(Figure contents as structured data)
-------
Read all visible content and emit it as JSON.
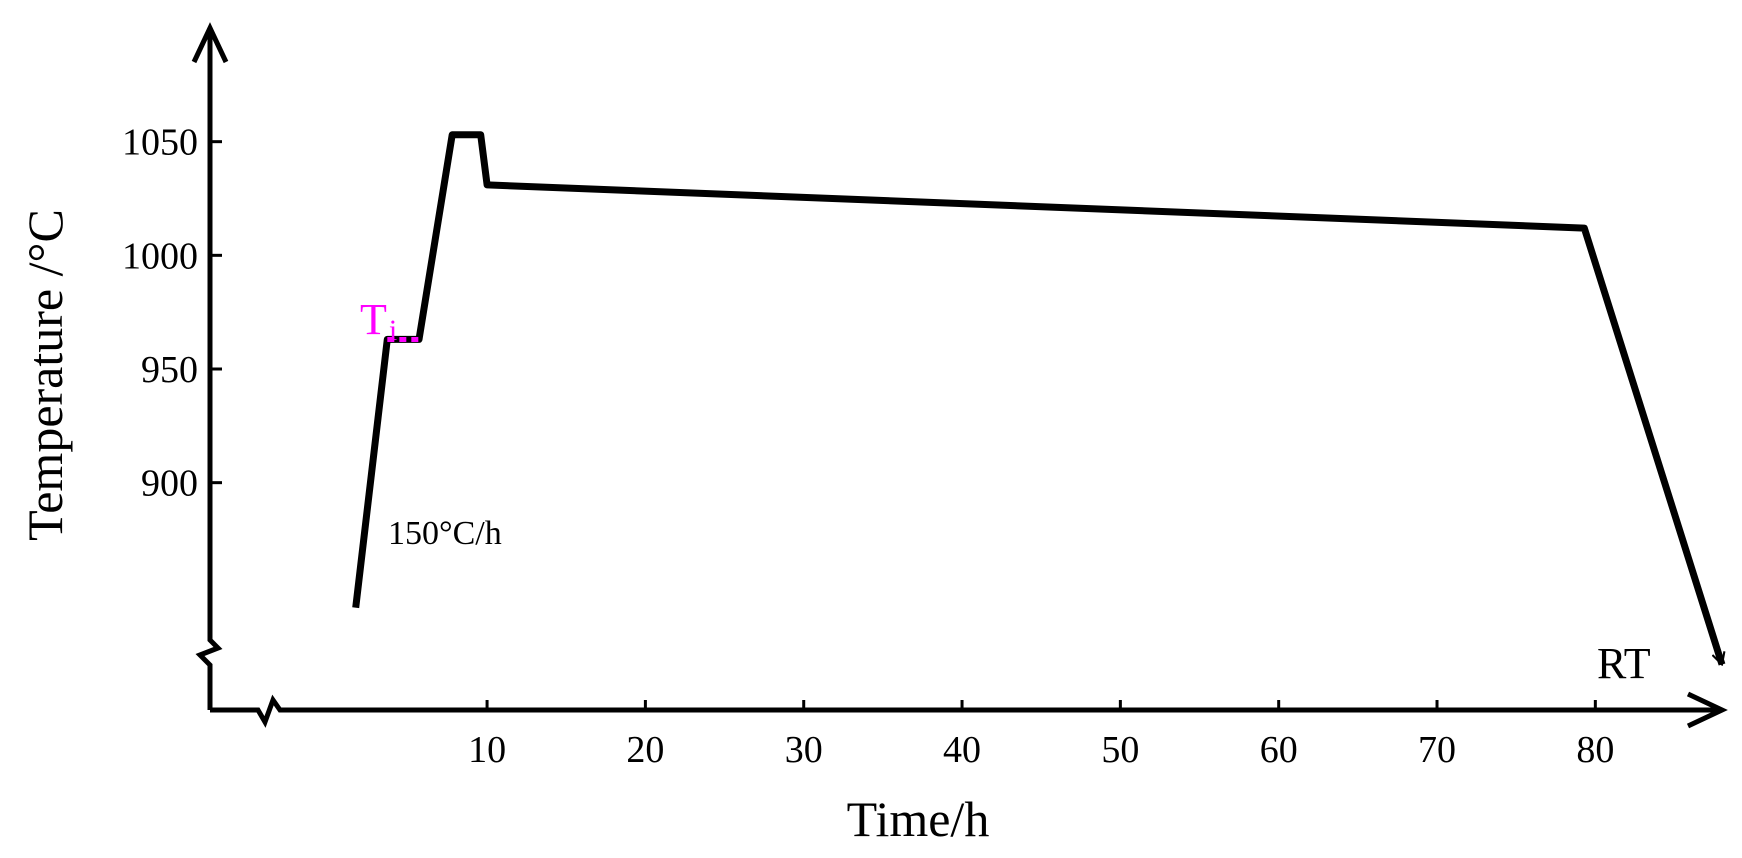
{
  "chart_data": {
    "type": "line",
    "xlabel": "Time/h",
    "ylabel": "Temperature /°C",
    "x_ticks": [
      10,
      20,
      30,
      40,
      50,
      60,
      70,
      80
    ],
    "y_ticks": [
      900,
      950,
      1000,
      1050
    ],
    "xlim": [
      -7.5,
      88
    ],
    "ylim": [
      800,
      1100
    ],
    "grid": false,
    "legend": "none",
    "series": [
      {
        "x": [
          1.7,
          3.7,
          5.7,
          7.8,
          9.6,
          10.0,
          79.3,
          88.0
        ],
        "y": [
          845,
          963,
          963,
          1053,
          1053,
          1031,
          1012,
          820
        ]
      }
    ],
    "annotations": {
      "ramp_rate": "150°C/h",
      "marker": {
        "label": "T",
        "subscript": "i",
        "x": [
          3.7,
          5.7
        ],
        "y": 963
      },
      "end_label": "RT"
    },
    "colors": {
      "line": "#000000",
      "marker": "#ff00ff"
    }
  }
}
-------
=== What to do ===
Please write out all of the material above without changing a word, and omit any pictures.

=== Result for this task ===
Read all visible content and emit it as JSON.
{
  "chart_data": {
    "type": "line",
    "xlabel": "Time/h",
    "ylabel": "Temperature /°C",
    "x_ticks": [
      10,
      20,
      30,
      40,
      50,
      60,
      70,
      80
    ],
    "y_ticks": [
      900,
      950,
      1000,
      1050
    ],
    "xlim": [
      -7.5,
      88
    ],
    "ylim": [
      800,
      1100
    ],
    "grid": false,
    "legend": "none",
    "series": [
      {
        "x": [
          1.7,
          3.7,
          5.7,
          7.8,
          9.6,
          10.0,
          79.3,
          88.0
        ],
        "y": [
          845,
          963,
          963,
          1053,
          1053,
          1031,
          1012,
          820
        ]
      }
    ],
    "annotations": {
      "ramp_rate": "150°C/h",
      "marker": {
        "label": "T",
        "subscript": "i",
        "x": [
          3.7,
          5.7
        ],
        "y": 963
      },
      "end_label": "RT"
    },
    "colors": {
      "line": "#000000",
      "marker": "#ff00ff"
    }
  }
}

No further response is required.